• EXTRACTED INFORMATION:
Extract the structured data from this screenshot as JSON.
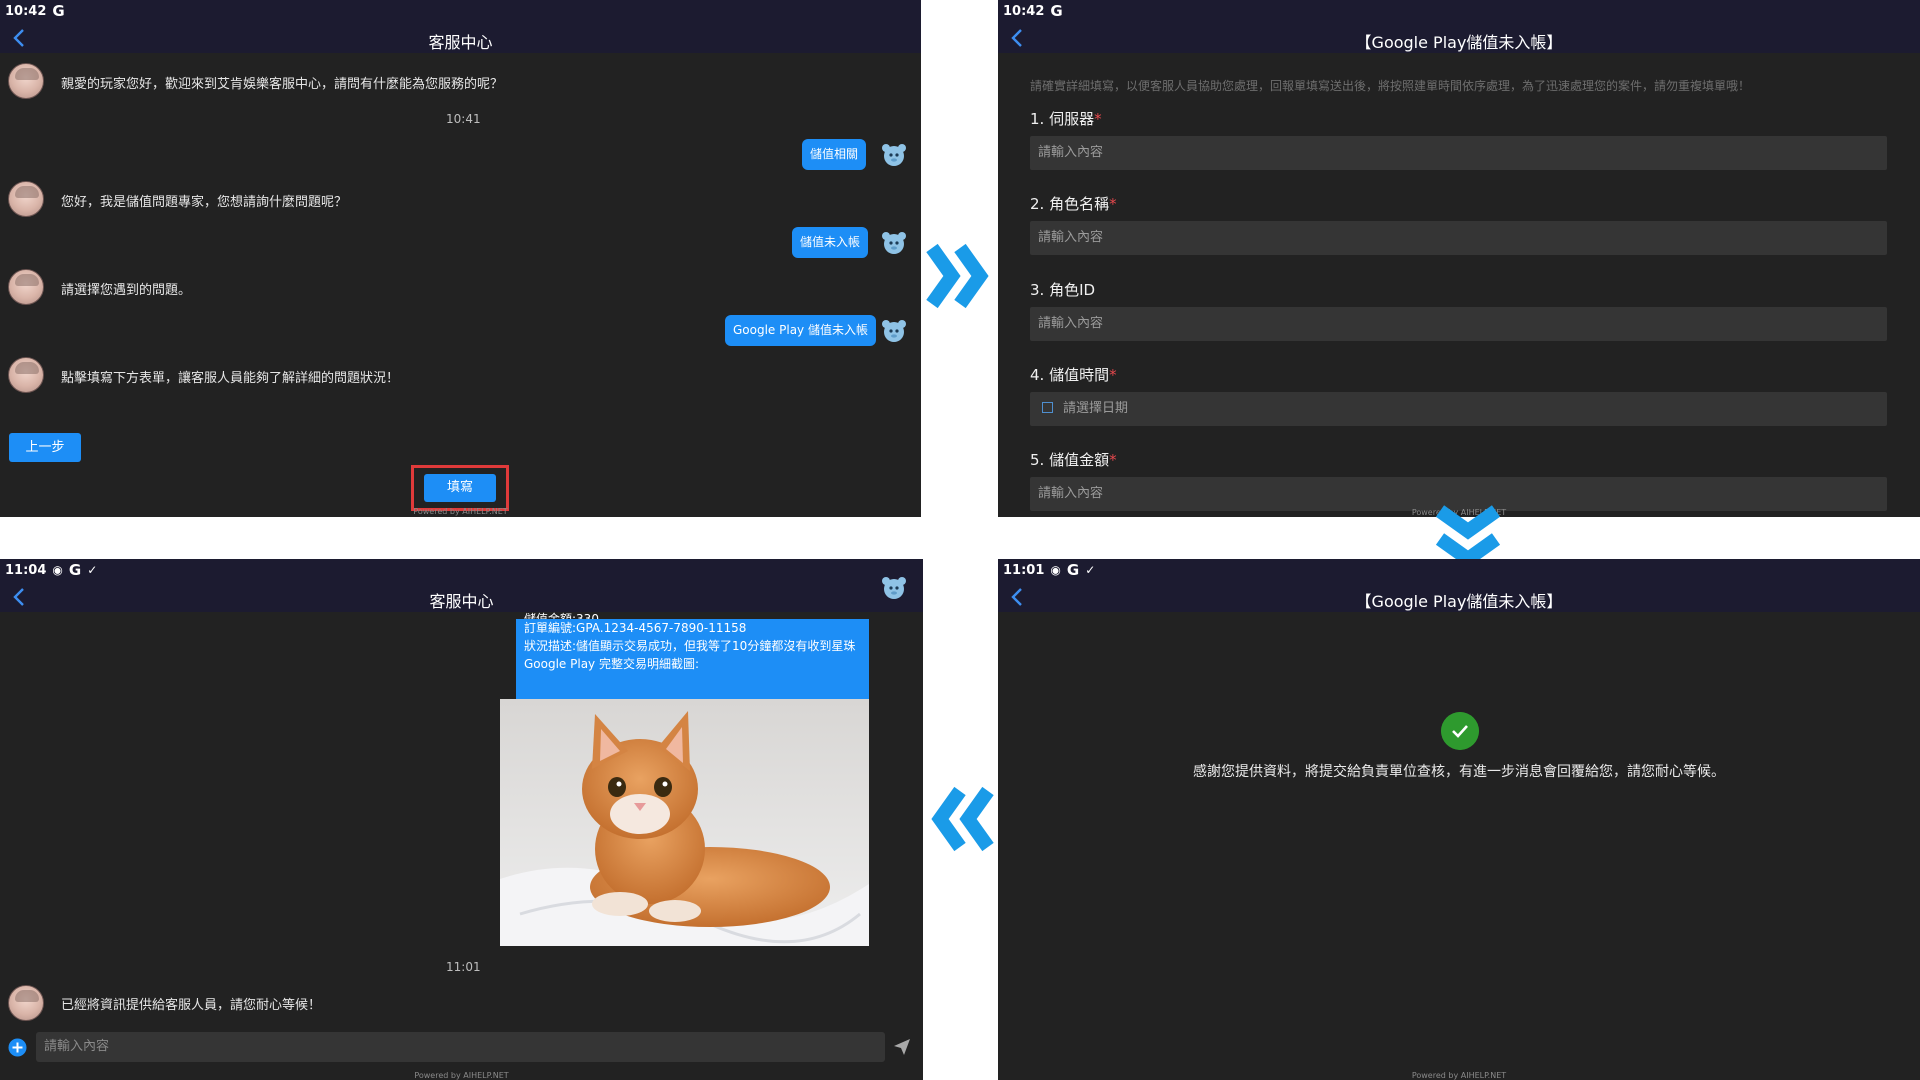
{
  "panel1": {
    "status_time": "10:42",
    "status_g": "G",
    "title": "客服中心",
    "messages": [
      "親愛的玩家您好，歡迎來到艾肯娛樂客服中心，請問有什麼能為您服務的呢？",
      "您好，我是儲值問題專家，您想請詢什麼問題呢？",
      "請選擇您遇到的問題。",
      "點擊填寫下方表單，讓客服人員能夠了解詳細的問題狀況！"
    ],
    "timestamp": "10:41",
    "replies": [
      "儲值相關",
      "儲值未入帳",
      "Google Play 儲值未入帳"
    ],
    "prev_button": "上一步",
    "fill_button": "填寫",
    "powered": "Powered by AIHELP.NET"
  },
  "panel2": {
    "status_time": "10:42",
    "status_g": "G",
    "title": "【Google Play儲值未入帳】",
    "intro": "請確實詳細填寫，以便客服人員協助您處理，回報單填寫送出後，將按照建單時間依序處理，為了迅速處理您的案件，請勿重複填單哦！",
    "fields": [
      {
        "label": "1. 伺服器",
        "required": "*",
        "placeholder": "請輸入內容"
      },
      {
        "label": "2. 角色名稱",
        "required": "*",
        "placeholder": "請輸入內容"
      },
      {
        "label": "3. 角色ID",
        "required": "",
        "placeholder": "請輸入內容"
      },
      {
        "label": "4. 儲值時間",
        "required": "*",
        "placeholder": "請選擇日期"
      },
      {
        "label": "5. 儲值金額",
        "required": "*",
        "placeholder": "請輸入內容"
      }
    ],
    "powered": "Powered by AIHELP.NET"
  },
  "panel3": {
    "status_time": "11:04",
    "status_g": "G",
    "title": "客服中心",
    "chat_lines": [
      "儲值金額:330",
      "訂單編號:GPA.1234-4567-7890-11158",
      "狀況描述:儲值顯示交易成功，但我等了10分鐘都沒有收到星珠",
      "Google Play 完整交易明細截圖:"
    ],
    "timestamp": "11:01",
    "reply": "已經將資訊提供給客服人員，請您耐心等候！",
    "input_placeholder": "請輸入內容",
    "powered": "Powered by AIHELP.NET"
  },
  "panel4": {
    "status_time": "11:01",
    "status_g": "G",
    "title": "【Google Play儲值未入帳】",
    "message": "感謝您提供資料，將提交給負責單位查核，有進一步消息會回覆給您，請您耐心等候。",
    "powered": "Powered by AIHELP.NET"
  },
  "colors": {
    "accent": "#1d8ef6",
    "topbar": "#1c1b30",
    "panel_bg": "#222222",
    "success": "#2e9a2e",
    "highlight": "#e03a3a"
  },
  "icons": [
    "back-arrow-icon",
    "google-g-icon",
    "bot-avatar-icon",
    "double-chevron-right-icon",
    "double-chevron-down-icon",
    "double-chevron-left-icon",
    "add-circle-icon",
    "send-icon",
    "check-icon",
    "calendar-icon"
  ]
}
* * *
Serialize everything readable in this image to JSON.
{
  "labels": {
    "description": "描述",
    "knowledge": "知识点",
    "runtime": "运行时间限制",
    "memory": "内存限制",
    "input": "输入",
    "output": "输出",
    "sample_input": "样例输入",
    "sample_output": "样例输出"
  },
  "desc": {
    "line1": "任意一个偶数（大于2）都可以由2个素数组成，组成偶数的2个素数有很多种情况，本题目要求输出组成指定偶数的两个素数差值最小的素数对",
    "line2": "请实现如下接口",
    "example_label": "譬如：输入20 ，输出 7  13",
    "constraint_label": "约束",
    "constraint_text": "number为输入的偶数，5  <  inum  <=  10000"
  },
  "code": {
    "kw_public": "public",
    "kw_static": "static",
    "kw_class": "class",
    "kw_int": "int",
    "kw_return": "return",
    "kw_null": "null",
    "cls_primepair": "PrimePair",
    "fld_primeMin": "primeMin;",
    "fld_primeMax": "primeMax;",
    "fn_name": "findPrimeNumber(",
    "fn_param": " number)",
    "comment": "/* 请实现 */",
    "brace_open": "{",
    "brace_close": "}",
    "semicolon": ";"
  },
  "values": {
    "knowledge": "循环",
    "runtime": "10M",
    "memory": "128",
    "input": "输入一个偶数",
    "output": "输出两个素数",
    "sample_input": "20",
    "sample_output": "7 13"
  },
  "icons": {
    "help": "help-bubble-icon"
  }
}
* * *
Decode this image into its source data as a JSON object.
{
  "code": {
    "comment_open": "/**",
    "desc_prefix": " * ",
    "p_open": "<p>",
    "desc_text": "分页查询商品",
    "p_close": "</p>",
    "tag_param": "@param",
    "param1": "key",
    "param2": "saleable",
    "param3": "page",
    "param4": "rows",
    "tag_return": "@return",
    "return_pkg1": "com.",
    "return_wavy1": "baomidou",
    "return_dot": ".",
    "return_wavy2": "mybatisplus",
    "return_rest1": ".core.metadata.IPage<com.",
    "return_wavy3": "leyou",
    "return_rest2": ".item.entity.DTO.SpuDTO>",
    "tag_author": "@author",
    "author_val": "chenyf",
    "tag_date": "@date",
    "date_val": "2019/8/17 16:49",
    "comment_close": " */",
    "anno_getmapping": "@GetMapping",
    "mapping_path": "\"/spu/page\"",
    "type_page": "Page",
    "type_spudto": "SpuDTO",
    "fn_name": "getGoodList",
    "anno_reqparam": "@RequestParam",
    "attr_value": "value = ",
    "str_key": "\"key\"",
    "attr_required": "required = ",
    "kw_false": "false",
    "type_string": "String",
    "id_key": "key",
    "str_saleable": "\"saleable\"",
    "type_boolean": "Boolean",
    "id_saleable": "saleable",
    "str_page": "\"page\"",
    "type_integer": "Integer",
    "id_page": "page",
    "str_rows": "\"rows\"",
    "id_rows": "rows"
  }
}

• WHAT YOU SHOULD DO:
Select the lines that carry the string "請您耐心等候" and copy them.

• ANSWER TO THIS TASK:
    "reply": "已經將資訊提供給客服人員，請您耐心等候！",
    "message": "感謝您提供資料，將提交給負責單位查核，有進一步消息會回覆給您，請您耐心等候。",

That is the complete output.